(WRITTEN REQUEST) Figure out how many lines of the material below contain the word "Disable". Answer with the number only.

(SUPPLIED DATA)
=======

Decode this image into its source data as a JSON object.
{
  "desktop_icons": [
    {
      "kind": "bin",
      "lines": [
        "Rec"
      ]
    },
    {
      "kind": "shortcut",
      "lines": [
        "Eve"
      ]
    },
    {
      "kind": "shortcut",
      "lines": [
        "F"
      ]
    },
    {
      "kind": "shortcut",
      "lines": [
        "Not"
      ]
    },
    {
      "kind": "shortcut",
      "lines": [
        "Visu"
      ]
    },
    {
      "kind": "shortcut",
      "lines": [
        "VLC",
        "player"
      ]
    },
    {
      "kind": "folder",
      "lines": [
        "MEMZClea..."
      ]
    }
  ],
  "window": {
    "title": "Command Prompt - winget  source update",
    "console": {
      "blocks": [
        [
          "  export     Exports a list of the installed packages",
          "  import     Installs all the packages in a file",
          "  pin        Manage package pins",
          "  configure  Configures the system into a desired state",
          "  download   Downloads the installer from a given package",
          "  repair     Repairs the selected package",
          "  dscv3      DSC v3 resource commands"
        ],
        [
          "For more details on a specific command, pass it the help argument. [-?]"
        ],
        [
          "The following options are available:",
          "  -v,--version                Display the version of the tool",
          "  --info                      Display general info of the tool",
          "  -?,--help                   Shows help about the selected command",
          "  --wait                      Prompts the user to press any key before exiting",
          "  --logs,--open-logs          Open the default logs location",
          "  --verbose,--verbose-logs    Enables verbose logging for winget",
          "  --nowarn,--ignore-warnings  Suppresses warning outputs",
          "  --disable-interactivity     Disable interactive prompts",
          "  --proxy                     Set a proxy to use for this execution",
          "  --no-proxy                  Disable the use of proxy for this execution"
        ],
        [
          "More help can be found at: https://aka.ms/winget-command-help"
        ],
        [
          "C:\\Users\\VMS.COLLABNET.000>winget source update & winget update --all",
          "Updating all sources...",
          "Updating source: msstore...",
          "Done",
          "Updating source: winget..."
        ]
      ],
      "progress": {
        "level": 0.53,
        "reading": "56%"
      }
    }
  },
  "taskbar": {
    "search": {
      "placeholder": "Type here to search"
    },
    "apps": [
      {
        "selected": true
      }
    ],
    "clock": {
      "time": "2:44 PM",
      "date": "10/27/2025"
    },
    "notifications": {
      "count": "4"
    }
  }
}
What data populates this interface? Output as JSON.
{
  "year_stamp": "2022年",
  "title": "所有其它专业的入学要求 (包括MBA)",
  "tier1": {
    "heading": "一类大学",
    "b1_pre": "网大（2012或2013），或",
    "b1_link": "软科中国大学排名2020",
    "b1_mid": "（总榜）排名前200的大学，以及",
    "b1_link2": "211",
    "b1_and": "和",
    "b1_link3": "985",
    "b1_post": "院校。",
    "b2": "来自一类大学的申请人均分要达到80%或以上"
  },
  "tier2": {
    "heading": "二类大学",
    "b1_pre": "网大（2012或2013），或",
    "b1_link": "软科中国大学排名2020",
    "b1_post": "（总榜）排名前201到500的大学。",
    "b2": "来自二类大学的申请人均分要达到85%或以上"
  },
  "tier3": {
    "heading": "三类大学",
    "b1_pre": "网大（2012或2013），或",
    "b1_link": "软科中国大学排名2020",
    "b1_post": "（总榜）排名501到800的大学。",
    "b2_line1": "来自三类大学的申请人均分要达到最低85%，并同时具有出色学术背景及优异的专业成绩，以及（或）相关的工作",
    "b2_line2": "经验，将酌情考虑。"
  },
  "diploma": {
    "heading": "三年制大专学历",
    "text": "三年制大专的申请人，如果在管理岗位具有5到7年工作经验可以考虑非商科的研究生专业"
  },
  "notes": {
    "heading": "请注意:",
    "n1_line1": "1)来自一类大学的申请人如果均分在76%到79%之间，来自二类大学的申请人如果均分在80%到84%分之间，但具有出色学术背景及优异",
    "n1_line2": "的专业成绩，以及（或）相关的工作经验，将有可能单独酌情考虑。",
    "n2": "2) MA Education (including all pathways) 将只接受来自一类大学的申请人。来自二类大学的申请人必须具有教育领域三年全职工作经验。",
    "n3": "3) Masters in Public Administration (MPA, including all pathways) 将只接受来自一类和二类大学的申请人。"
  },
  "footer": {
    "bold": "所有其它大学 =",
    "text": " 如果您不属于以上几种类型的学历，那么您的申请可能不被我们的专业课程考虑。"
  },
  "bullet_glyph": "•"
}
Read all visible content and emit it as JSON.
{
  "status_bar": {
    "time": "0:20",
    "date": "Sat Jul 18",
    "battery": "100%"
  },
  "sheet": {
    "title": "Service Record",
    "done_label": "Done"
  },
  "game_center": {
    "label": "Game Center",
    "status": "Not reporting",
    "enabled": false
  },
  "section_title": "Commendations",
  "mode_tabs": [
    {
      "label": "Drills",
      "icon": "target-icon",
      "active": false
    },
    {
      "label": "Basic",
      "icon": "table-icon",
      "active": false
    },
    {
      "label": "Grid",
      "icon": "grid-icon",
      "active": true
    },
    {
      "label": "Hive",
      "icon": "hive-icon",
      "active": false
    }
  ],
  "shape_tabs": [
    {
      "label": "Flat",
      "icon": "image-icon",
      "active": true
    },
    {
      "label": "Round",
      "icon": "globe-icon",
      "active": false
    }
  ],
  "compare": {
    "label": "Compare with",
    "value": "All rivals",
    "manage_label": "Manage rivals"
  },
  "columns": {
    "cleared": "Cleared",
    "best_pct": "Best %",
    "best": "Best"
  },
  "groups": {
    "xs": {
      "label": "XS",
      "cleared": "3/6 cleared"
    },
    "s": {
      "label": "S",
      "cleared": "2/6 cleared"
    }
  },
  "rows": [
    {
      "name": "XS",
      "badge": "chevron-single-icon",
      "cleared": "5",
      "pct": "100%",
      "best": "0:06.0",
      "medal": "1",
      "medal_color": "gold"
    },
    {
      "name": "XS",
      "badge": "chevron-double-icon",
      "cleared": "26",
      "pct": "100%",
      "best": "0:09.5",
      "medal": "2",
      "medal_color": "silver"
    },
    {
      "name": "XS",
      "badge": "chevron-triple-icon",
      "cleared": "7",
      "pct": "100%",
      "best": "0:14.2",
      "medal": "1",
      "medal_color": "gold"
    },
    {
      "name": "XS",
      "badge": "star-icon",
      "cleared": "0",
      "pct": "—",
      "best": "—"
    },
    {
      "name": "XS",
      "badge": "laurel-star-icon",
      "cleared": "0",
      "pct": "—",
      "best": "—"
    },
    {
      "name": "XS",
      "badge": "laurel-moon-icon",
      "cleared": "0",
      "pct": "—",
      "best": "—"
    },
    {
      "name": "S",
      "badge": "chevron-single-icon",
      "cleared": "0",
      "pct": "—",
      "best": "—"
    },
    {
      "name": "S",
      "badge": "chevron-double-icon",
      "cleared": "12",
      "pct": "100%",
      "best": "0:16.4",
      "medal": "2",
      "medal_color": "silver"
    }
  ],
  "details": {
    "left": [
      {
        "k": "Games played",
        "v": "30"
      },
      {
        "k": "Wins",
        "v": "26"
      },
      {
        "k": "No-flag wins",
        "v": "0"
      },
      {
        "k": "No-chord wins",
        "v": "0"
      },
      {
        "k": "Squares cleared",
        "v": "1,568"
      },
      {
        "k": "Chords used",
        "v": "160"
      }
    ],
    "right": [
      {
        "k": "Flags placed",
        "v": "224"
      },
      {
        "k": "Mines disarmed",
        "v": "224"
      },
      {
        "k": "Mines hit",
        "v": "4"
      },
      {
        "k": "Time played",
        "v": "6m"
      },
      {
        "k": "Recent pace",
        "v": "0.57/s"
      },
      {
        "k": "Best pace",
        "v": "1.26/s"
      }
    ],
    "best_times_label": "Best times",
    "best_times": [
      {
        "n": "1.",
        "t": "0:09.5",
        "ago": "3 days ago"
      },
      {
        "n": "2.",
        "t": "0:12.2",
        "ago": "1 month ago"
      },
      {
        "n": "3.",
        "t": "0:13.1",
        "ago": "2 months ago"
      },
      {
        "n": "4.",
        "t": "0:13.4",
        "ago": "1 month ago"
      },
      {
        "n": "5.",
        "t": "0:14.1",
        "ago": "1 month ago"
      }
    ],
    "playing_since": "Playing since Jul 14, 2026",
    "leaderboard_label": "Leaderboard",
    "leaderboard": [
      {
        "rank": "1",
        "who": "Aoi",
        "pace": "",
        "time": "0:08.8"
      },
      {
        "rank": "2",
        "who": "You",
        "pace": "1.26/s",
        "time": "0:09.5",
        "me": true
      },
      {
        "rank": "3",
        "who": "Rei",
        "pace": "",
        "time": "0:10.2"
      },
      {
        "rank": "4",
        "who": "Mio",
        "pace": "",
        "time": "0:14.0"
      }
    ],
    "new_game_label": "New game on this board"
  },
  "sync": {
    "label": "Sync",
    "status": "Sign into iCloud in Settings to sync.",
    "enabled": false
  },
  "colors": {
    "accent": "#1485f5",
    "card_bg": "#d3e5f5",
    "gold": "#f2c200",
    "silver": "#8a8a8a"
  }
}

=======

(EXERCISE SOLUTION) 2